Format the lines below as a Markdown table with the columns "Row" and "Line text". Start with the line containing "quadrant-header-top-left: 集聚功能与效应 (59, 141, 449, 175)" and continue through the line containing "title-underline (50, 90, 870, 92)", include only those lines, and skip any blank ones.

--- begin ---

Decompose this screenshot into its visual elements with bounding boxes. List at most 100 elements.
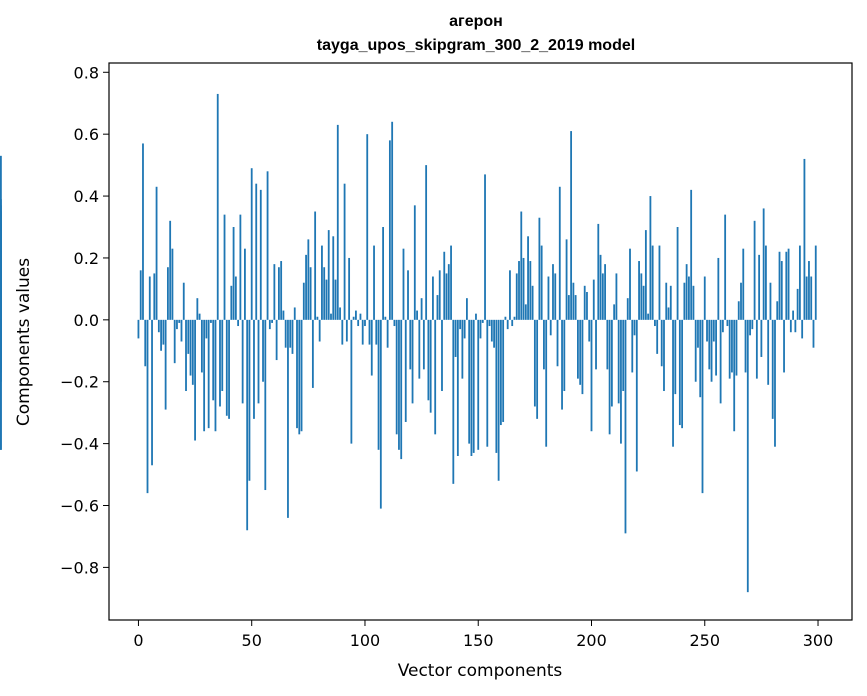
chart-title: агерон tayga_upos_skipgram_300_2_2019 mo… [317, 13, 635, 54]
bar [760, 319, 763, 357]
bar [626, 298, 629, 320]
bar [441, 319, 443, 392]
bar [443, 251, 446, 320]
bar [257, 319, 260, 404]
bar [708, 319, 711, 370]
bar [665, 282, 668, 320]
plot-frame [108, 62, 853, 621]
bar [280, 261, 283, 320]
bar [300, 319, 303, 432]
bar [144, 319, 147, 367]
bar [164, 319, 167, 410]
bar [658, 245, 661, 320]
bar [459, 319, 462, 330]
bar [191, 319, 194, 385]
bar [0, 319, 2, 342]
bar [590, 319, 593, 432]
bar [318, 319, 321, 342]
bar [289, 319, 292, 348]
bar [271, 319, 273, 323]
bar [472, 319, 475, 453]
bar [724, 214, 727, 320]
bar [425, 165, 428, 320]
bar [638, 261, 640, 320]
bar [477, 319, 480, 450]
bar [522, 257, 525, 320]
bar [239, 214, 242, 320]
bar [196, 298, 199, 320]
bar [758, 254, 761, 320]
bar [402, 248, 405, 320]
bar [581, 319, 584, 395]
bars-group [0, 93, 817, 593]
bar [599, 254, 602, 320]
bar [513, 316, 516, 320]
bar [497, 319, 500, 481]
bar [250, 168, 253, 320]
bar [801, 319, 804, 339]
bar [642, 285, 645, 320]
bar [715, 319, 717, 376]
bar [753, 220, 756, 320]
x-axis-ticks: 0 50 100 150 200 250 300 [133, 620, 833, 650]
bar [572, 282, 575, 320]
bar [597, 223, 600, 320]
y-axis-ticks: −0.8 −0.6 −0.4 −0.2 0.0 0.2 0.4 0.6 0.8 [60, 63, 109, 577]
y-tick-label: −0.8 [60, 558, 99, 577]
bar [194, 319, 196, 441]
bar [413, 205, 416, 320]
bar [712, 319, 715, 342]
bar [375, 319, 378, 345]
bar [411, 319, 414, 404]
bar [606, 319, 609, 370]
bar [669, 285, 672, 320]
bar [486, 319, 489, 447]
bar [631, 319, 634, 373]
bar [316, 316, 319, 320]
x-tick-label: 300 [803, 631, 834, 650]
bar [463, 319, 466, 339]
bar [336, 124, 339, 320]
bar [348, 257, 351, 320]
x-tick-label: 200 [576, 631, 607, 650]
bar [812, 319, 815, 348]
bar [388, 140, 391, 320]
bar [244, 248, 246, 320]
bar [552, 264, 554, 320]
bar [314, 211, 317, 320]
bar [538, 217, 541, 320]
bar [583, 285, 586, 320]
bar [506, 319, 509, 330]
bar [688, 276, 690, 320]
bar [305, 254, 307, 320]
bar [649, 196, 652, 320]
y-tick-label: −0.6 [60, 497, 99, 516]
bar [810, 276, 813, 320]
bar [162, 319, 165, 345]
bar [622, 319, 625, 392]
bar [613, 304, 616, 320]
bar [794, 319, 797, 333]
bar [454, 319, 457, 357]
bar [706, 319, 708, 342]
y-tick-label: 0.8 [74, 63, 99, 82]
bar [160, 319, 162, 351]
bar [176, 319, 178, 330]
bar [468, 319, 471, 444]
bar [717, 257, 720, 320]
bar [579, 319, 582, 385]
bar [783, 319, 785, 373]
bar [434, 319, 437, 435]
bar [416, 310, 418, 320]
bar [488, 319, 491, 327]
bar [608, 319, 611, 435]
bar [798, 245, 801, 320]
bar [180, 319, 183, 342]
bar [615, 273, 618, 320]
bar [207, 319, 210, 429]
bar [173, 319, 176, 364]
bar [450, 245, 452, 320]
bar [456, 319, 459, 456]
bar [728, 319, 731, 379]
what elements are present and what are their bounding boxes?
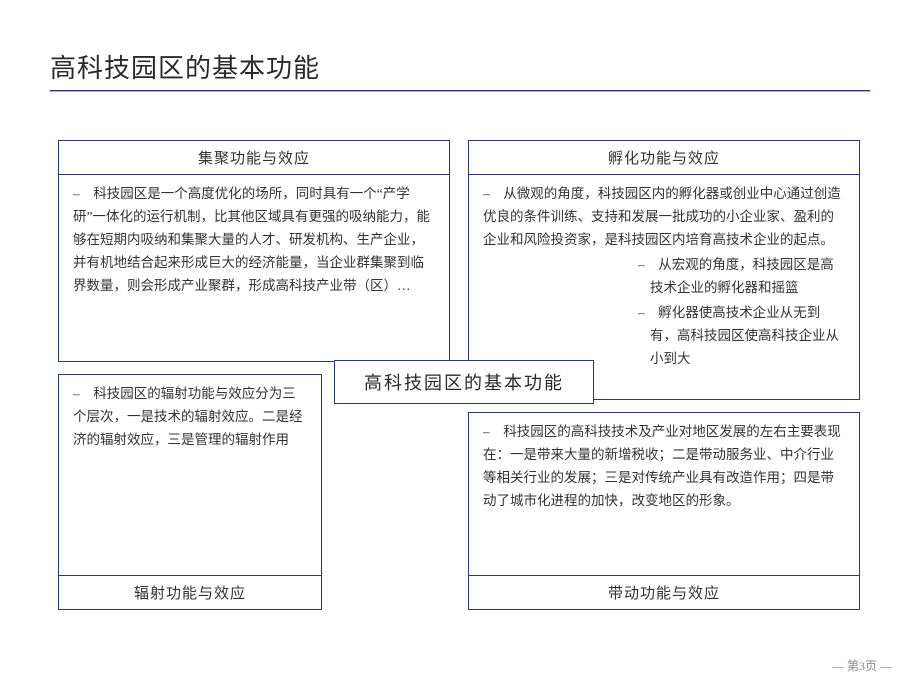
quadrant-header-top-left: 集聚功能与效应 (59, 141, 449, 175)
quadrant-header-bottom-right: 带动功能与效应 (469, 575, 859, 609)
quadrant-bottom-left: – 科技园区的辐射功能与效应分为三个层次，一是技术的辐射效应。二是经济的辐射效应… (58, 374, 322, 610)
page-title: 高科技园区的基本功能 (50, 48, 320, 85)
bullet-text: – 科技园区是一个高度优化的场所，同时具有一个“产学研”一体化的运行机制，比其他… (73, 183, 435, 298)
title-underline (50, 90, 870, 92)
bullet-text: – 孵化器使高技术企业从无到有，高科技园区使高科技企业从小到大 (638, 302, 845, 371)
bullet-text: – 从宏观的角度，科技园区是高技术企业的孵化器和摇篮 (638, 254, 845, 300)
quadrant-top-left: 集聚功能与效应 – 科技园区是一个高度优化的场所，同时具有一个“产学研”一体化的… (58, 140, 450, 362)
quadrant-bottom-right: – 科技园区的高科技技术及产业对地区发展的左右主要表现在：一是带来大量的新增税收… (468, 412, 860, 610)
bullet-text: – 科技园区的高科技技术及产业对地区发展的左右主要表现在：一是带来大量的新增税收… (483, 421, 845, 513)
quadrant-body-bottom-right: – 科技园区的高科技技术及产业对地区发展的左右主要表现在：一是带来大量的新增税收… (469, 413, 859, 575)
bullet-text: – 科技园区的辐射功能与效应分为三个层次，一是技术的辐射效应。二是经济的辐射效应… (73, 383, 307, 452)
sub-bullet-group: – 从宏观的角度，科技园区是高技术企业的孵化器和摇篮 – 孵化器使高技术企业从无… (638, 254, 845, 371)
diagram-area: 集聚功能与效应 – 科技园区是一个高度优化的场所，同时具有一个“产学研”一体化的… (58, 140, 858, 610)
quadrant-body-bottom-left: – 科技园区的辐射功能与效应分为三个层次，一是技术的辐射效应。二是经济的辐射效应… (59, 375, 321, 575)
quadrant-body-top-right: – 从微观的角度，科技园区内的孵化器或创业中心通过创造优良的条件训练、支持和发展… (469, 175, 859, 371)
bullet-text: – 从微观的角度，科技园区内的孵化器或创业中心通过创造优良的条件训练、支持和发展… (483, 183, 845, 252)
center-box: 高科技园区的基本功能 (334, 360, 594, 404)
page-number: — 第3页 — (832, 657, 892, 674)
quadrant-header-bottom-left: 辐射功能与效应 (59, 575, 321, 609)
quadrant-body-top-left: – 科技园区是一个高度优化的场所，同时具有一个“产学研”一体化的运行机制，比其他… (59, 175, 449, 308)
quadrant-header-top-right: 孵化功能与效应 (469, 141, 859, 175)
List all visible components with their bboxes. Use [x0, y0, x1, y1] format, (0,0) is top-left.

--- end ---
--- begin ---

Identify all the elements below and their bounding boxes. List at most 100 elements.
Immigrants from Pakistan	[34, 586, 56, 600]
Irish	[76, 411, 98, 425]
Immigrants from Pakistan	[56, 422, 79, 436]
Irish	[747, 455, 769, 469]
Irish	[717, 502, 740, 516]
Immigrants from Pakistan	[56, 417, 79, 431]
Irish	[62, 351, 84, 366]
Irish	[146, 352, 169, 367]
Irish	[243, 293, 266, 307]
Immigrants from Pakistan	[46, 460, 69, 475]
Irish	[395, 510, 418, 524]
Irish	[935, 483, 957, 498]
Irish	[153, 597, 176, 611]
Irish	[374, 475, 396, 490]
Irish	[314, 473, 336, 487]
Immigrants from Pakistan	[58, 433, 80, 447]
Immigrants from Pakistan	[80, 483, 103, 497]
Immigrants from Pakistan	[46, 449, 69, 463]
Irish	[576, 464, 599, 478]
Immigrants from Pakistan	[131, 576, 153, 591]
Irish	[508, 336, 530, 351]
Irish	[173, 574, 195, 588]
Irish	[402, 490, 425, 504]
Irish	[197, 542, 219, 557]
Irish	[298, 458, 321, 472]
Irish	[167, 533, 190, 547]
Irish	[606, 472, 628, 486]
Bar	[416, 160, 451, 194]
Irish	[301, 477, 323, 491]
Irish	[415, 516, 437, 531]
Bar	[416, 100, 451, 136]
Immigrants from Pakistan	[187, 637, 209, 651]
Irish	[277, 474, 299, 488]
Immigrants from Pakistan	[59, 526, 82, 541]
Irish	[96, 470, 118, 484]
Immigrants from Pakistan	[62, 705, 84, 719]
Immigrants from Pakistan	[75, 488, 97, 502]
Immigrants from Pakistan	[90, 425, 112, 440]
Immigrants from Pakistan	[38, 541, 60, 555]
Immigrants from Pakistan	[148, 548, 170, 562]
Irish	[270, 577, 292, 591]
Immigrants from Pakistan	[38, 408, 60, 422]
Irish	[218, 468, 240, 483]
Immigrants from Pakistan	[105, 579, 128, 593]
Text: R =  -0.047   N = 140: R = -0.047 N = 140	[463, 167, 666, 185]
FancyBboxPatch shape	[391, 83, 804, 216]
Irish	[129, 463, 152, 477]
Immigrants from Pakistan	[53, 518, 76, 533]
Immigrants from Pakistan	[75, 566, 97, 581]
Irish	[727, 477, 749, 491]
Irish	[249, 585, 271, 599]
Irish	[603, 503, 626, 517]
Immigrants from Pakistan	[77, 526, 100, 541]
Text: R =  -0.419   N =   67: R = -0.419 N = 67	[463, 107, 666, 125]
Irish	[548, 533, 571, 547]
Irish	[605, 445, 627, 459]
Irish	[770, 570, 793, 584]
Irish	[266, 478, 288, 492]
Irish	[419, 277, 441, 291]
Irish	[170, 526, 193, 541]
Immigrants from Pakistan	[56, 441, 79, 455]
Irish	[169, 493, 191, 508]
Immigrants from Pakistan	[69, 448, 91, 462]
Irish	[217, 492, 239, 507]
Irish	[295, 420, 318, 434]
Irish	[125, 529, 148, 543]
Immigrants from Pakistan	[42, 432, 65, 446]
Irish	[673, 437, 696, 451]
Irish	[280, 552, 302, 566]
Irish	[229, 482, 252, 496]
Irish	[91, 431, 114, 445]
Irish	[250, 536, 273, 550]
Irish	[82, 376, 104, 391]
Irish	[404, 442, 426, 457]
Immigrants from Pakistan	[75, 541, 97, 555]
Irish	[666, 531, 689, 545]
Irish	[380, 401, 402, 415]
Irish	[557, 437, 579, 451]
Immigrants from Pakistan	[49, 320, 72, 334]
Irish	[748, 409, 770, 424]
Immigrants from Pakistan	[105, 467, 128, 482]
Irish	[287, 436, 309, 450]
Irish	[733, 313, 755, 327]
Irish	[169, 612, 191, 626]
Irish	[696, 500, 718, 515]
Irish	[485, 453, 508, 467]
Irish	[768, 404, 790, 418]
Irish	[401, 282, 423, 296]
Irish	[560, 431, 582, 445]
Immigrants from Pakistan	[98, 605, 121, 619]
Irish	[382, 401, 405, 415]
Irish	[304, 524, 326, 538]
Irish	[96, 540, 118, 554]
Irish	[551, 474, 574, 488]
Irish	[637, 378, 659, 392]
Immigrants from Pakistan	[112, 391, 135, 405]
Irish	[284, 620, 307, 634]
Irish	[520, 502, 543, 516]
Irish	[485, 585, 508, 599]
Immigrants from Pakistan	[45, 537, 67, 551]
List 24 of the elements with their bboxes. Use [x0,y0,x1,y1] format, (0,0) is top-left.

--- end ---

• [Worked solution]
| Row | Line text |
|---|---|
| 1 | quadrant-header-top-left: 集聚功能与效应 (59, 141, 449, 175) |
| 2 | quadrant-header-bottom-right: 带动功能与效应 (469, 575, 859, 609) |
| 3 | quadrant-bottom-left: – 科技园区的辐射功能与效应分为三个层次，一是技术的辐射效应。二是经济的辐射效应… (58, 374, 322, 610) |
| 4 | page-title: 高科技园区的基本功能 (50, 48, 320, 85) |
| 5 | bullet-text: – 科技园区是一个高度优化的场所，同时具有一个“产学研”一体化的运行机制，比其他… (73, 183, 435, 298) |
| 6 | title-underline (50, 90, 870, 92) |